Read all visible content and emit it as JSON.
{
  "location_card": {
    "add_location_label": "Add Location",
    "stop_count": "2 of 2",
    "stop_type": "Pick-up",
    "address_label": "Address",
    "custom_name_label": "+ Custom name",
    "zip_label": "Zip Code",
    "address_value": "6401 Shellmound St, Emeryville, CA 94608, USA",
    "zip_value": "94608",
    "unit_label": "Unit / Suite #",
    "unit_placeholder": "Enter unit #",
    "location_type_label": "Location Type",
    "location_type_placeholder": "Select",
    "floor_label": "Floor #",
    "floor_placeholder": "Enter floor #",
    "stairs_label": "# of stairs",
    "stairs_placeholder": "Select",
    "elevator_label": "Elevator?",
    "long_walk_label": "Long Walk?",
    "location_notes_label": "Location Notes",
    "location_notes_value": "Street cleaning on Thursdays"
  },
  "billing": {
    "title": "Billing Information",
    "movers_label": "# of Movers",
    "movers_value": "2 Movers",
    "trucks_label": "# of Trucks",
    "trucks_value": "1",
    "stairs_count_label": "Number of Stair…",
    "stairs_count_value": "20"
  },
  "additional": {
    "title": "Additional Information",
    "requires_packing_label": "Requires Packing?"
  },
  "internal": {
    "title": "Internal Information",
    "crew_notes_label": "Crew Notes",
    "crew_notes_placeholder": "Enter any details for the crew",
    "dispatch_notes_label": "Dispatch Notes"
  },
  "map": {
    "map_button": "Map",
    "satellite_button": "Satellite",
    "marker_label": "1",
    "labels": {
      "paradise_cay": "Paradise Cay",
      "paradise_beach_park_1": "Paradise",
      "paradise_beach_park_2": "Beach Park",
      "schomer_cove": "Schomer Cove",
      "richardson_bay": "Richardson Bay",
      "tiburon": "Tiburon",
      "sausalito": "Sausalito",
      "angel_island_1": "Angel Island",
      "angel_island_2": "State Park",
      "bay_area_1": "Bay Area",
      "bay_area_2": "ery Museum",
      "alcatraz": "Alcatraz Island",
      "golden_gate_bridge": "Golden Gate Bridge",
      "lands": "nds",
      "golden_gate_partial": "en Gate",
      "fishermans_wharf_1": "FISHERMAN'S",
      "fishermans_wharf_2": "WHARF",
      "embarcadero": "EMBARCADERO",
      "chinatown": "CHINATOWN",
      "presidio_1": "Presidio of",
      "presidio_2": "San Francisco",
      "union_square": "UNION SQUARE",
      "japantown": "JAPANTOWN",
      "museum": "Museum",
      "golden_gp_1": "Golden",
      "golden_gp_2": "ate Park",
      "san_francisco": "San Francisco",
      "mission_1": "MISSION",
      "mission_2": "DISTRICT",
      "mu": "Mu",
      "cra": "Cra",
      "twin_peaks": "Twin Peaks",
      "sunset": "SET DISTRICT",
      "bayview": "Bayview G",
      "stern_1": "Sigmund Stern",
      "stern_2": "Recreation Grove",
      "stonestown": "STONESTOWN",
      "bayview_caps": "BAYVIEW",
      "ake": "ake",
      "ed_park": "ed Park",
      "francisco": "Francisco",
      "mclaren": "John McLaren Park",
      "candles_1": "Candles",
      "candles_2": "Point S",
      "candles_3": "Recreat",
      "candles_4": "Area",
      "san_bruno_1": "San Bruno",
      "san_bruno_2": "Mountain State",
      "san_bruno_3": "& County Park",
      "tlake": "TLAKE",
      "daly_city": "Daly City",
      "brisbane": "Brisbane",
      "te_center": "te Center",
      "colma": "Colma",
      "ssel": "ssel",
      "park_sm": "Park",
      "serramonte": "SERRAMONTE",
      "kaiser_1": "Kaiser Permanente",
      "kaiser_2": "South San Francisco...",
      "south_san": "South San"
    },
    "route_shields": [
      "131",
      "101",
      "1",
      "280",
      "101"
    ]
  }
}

☆ ☆ ☆ ☆

▶ [TASK DETAILS] Every line above should be written out again exactly as it stands.

▶ [CORRECT OUTPUT]
Read all visible content and emit it as JSON.
{
  "location_card": {
    "add_location_label": "Add Location",
    "stop_count": "2 of 2",
    "stop_type": "Pick-up",
    "address_label": "Address",
    "custom_name_label": "+ Custom name",
    "zip_label": "Zip Code",
    "address_value": "6401 Shellmound St, Emeryville, CA 94608, USA",
    "zip_value": "94608",
    "unit_label": "Unit / Suite #",
    "unit_placeholder": "Enter unit #",
    "location_type_label": "Location Type",
    "location_type_placeholder": "Select",
    "floor_label": "Floor #",
    "floor_placeholder": "Enter floor #",
    "stairs_label": "# of stairs",
    "stairs_placeholder": "Select",
    "elevator_label": "Elevator?",
    "long_walk_label": "Long Walk?",
    "location_notes_label": "Location Notes",
    "location_notes_value": "Street cleaning on Thursdays"
  },
  "billing": {
    "title": "Billing Information",
    "movers_label": "# of Movers",
    "movers_value": "2 Movers",
    "trucks_label": "# of Trucks",
    "trucks_value": "1",
    "stairs_count_label": "Number of Stair…",
    "stairs_count_value": "20"
  },
  "additional": {
    "title": "Additional Information",
    "requires_packing_label": "Requires Packing?"
  },
  "internal": {
    "title": "Internal Information",
    "crew_notes_label": "Crew Notes",
    "crew_notes_placeholder": "Enter any details for the crew",
    "dispatch_notes_label": "Dispatch Notes"
  },
  "map": {
    "map_button": "Map",
    "satellite_button": "Satellite",
    "marker_label": "1",
    "labels": {
      "paradise_cay": "Paradise Cay",
      "paradise_beach_park_1": "Paradise",
      "paradise_beach_park_2": "Beach Park",
      "schomer_cove": "Schomer Cove",
      "richardson_bay": "Richardson Bay",
      "tiburon": "Tiburon",
      "sausalito": "Sausalito",
      "angel_island_1": "Angel Island",
      "angel_island_2": "State Park",
      "bay_area_1": "Bay Area",
      "bay_area_2": "ery Museum",
      "alcatraz": "Alcatraz Island",
      "golden_gate_bridge": "Golden Gate Bridge",
      "lands": "nds",
      "golden_gate_partial": "en Gate",
      "fishermans_wharf_1": "FISHERMAN'S",
      "fishermans_wharf_2": "WHARF",
      "embarcadero": "EMBARCADERO",
      "chinatown": "CHINATOWN",
      "presidio_1": "Presidio of",
      "presidio_2": "San Francisco",
      "union_square": "UNION SQUARE",
      "japantown": "JAPANTOWN",
      "museum": "Museum",
      "golden_gp_1": "Golden",
      "golden_gp_2": "ate Park",
      "san_francisco": "San Francisco",
      "mission_1": "MISSION",
      "mission_2": "DISTRICT",
      "mu": "Mu",
      "cra": "Cra",
      "twin_peaks": "Twin Peaks",
      "sunset": "SET DISTRICT",
      "bayview": "Bayview G",
      "stern_1": "Sigmund Stern",
      "stern_2": "Recreation Grove",
      "stonestown": "STONESTOWN",
      "bayview_caps": "BAYVIEW",
      "ake": "ake",
      "ed_park": "ed Park",
      "francisco": "Francisco",
      "mclaren": "John McLaren Park",
      "candles_1": "Candles",
      "candles_2": "Point S",
      "candles_3": "Recreat",
      "candles_4": "Area",
      "san_bruno_1": "San Bruno",
      "san_bruno_2": "Mountain State",
      "san_bruno_3": "& County Park",
      "tlake": "TLAKE",
      "daly_city": "Daly City",
      "brisbane": "Brisbane",
      "te_center": "te Center",
      "colma": "Colma",
      "ssel": "ssel",
      "park_sm": "Park",
      "serramonte": "SERRAMONTE",
      "kaiser_1": "Kaiser Permanente",
      "kaiser_2": "South San Francisco...",
      "south_san": "South San"
    },
    "route_shields": [
      "131",
      "101",
      "1",
      "280",
      "101"
    ]
  }
}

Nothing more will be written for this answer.